### Dataset
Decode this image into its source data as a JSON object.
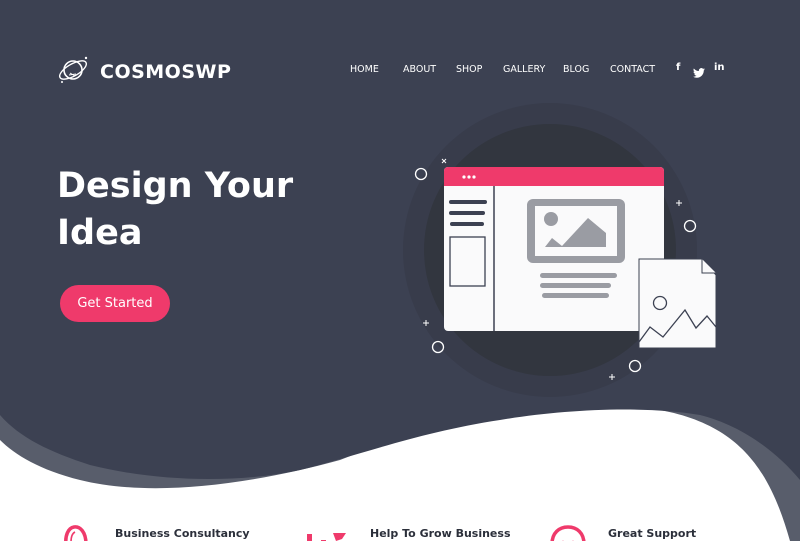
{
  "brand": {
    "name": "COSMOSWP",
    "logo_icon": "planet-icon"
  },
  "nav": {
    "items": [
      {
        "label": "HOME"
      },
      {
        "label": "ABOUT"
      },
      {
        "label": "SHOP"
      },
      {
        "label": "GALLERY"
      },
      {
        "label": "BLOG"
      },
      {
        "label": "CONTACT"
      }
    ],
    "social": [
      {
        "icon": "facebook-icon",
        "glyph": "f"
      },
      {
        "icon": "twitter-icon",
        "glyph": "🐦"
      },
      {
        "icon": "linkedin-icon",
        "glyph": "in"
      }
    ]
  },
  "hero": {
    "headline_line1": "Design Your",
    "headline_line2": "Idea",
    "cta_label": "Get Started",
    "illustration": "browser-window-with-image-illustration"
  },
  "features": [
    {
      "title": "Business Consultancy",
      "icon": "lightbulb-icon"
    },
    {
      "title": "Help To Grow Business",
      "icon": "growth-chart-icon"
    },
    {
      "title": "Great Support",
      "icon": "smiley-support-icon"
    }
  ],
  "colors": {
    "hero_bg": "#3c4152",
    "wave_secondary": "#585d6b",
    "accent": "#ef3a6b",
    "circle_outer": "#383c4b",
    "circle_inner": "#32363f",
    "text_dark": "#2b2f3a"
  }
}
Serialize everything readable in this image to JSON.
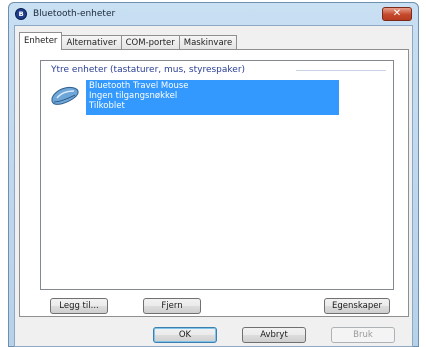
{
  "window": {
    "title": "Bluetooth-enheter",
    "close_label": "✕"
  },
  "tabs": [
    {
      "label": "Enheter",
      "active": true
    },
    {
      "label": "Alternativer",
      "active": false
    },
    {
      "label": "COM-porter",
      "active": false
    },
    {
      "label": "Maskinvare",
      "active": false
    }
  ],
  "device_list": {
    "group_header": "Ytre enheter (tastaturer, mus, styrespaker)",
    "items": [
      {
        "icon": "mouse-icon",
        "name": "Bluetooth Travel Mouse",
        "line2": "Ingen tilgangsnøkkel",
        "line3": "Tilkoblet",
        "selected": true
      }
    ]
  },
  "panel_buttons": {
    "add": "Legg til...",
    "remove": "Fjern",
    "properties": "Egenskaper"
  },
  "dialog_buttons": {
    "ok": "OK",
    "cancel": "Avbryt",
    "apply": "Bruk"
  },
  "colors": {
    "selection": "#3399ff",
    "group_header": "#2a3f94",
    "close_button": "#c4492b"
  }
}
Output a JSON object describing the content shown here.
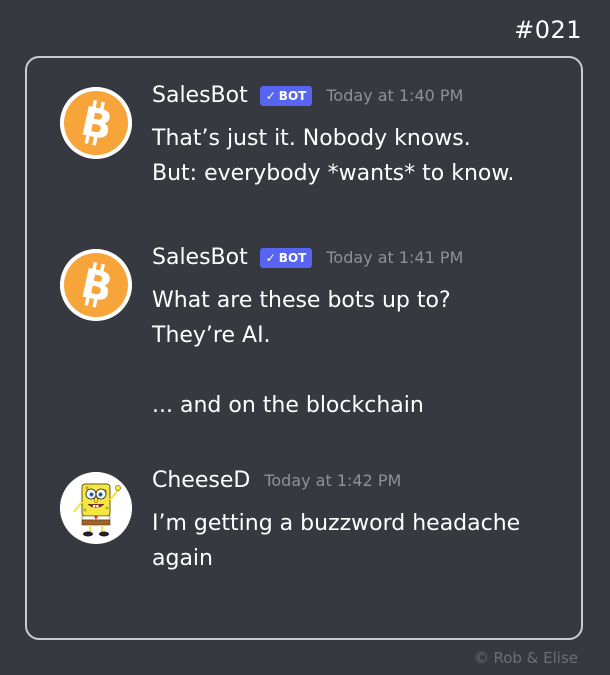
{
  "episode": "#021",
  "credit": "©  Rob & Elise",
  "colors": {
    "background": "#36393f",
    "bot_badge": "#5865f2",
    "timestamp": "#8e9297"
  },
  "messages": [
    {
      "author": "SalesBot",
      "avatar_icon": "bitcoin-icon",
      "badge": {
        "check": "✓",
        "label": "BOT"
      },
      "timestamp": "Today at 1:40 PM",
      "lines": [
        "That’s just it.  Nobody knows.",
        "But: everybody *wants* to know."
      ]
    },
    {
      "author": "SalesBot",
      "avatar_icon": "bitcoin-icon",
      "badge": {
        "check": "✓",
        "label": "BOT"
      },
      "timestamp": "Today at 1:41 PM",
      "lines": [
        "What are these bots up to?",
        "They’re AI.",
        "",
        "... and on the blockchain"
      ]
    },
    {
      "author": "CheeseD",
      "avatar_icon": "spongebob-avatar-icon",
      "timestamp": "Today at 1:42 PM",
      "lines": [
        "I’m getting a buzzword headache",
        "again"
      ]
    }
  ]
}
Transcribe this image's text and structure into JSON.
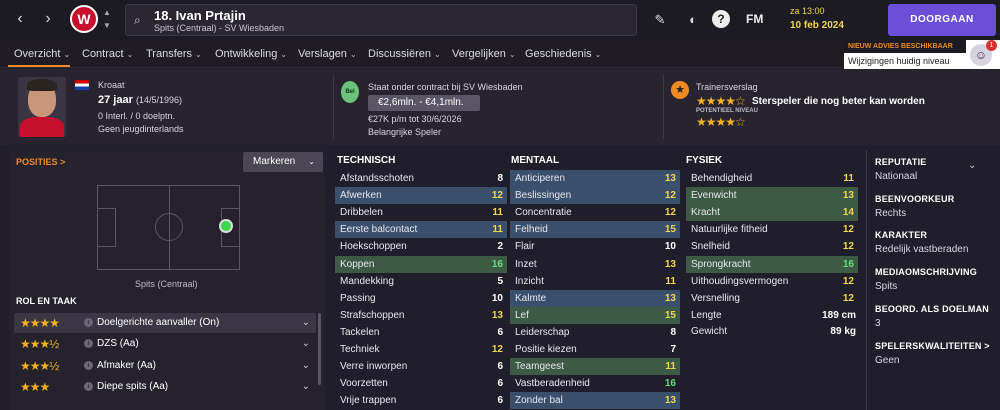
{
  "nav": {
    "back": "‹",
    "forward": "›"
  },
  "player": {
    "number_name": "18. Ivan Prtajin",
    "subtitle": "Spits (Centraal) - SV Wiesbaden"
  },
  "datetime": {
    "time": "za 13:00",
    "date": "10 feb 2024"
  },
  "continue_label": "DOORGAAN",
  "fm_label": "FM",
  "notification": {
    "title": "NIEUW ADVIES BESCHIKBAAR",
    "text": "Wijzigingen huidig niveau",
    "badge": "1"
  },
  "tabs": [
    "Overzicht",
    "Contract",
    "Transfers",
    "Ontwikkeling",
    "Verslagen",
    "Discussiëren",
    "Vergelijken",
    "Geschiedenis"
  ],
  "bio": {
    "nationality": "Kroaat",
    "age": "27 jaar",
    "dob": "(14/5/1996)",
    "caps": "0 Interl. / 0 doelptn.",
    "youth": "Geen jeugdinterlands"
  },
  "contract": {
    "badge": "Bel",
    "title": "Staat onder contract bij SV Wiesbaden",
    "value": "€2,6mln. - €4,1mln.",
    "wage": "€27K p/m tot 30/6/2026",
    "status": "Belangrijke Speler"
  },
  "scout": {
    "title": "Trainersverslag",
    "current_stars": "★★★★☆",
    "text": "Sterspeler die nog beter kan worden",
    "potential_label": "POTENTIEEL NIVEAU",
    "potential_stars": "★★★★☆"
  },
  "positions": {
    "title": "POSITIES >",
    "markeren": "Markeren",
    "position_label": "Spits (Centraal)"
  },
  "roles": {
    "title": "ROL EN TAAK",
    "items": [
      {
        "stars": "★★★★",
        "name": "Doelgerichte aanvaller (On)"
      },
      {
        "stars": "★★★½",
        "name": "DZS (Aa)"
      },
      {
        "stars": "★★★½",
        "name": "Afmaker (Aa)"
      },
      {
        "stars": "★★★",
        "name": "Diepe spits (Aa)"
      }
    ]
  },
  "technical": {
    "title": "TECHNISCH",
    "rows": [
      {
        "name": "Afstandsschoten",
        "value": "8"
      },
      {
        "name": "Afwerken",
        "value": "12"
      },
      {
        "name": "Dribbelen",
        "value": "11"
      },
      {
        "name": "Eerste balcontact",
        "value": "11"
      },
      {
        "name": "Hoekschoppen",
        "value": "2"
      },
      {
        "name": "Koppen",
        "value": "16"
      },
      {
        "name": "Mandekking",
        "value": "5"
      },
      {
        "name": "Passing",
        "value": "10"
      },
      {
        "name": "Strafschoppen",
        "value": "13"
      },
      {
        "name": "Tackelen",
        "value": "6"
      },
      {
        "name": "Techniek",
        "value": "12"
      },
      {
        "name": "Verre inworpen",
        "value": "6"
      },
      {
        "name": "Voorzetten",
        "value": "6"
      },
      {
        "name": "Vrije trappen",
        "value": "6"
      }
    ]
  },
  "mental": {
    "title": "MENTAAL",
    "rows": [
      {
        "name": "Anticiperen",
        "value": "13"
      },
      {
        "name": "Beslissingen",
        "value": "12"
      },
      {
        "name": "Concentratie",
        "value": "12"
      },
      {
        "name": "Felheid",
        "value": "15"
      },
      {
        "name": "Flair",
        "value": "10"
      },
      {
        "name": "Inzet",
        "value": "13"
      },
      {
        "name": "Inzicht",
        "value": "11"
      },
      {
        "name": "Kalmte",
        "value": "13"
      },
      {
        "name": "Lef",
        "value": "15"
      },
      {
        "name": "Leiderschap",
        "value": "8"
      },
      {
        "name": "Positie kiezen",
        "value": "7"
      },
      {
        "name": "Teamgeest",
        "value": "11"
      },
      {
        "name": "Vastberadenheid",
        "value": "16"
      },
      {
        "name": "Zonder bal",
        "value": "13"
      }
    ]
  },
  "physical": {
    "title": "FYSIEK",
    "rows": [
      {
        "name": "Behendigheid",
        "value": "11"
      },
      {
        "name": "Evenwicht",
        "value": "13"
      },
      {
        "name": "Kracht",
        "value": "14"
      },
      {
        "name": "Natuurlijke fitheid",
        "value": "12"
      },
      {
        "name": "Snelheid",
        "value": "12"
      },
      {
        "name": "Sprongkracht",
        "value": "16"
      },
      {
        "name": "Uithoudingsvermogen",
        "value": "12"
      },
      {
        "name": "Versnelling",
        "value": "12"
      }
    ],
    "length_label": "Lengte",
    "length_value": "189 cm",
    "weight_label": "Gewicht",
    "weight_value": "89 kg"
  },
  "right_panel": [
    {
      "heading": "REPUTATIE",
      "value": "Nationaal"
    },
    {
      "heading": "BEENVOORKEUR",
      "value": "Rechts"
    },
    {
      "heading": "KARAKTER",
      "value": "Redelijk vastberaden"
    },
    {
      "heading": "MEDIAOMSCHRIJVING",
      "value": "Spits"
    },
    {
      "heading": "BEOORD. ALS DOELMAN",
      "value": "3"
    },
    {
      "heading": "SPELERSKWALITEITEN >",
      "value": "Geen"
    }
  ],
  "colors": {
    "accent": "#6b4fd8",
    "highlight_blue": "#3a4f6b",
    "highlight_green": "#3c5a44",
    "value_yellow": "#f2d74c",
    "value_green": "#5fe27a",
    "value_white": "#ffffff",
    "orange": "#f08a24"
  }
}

...

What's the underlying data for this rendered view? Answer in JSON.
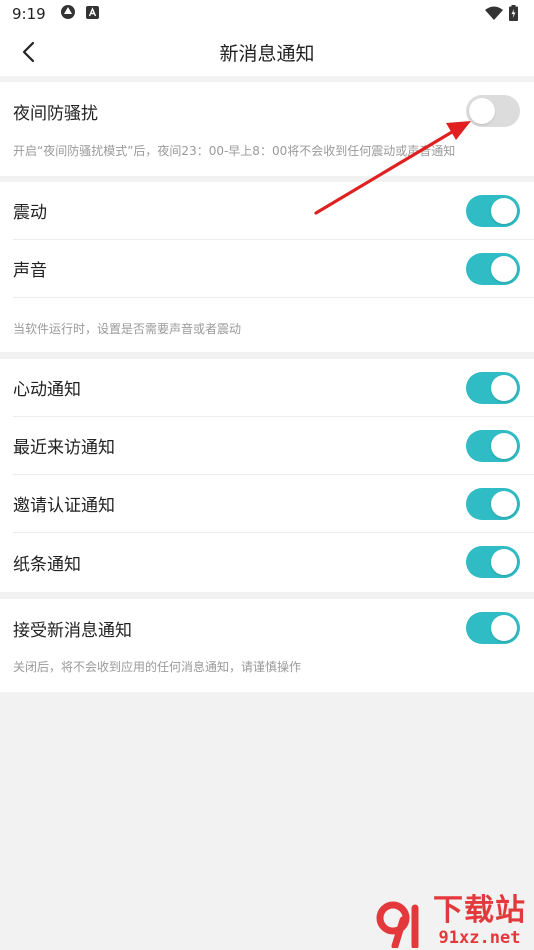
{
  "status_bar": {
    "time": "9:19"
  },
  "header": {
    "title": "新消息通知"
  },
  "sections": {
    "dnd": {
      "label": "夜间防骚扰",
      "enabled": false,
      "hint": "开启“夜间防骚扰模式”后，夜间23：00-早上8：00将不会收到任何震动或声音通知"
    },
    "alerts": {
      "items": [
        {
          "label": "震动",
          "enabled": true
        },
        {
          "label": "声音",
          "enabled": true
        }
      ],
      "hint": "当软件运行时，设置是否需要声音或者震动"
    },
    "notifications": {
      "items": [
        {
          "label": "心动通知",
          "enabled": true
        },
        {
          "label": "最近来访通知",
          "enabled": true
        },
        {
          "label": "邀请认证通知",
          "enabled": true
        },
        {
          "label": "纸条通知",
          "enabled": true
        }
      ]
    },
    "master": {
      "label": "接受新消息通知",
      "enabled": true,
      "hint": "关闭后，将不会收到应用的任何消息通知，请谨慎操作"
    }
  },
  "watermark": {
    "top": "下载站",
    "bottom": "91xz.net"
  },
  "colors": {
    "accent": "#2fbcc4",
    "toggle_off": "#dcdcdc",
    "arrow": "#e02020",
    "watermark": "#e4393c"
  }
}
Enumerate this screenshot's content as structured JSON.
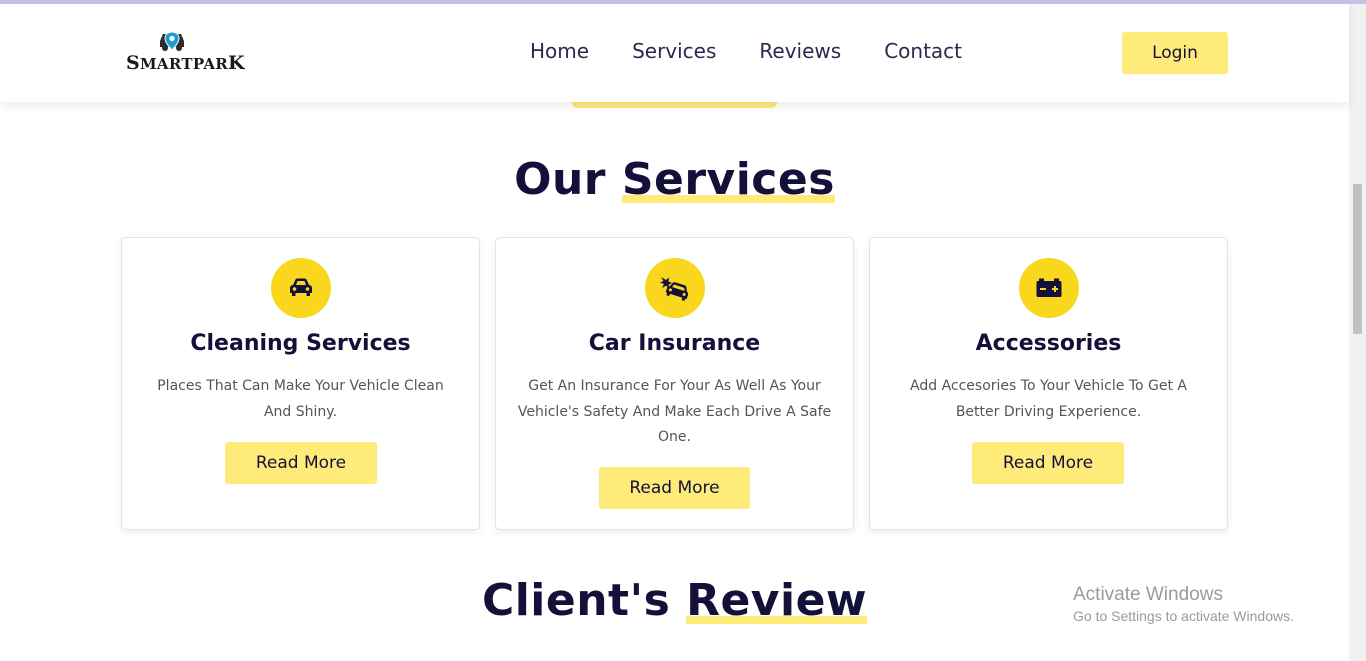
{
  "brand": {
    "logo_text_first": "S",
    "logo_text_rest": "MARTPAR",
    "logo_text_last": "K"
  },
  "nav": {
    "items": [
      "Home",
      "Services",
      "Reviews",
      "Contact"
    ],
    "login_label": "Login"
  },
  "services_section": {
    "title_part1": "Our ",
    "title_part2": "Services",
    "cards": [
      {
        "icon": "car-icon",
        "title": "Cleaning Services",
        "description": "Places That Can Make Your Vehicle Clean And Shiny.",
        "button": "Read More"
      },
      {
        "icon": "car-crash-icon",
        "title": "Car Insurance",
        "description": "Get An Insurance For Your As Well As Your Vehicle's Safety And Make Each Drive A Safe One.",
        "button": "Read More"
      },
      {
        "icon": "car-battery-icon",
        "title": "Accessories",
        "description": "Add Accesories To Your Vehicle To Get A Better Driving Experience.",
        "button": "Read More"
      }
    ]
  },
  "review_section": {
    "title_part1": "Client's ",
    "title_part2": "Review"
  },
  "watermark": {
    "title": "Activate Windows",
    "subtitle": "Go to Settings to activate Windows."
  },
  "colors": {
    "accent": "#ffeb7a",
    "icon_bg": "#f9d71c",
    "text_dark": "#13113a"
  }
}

* * *

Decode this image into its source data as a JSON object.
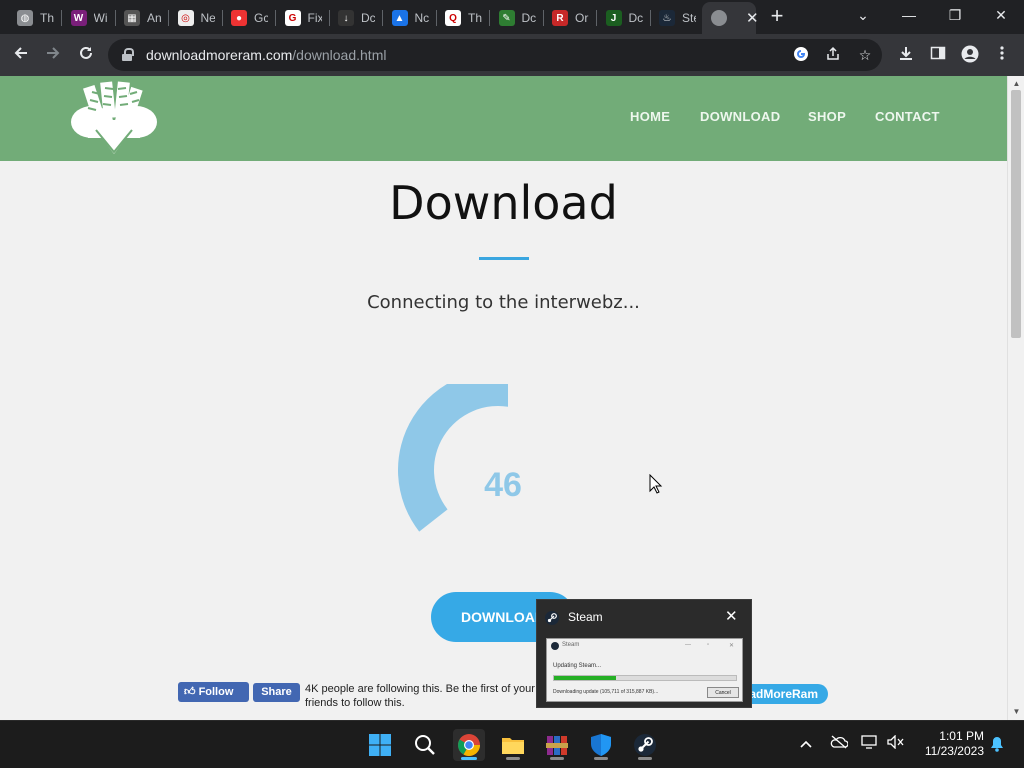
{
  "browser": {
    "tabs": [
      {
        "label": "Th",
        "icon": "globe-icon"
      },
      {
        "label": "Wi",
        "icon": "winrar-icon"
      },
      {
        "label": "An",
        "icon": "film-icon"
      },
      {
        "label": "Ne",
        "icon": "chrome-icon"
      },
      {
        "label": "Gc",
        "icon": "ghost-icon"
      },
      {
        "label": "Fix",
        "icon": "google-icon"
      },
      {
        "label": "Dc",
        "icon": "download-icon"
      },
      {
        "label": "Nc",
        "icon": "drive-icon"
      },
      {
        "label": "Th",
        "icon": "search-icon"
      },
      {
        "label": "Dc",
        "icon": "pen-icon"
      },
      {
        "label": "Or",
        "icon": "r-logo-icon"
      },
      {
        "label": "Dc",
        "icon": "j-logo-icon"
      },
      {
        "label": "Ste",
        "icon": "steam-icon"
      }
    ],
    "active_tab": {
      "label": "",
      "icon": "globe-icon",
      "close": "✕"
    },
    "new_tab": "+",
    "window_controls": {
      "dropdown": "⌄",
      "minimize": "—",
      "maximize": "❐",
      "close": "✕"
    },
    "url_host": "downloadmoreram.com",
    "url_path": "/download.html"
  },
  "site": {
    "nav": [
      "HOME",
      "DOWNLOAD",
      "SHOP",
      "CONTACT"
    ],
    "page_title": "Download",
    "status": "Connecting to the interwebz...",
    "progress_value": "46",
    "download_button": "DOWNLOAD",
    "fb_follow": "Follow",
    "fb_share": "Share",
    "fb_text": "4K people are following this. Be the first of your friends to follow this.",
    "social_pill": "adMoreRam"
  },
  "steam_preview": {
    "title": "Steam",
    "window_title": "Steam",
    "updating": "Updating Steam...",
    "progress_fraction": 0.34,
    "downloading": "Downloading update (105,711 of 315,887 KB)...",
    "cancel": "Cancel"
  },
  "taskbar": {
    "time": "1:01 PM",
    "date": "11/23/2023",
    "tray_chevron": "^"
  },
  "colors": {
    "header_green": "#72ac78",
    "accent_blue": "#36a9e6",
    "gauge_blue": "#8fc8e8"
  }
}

### Written exercise
Tally up the lines holding the string "Centraal" in this listing, and report the total alone.

### Exercise result
2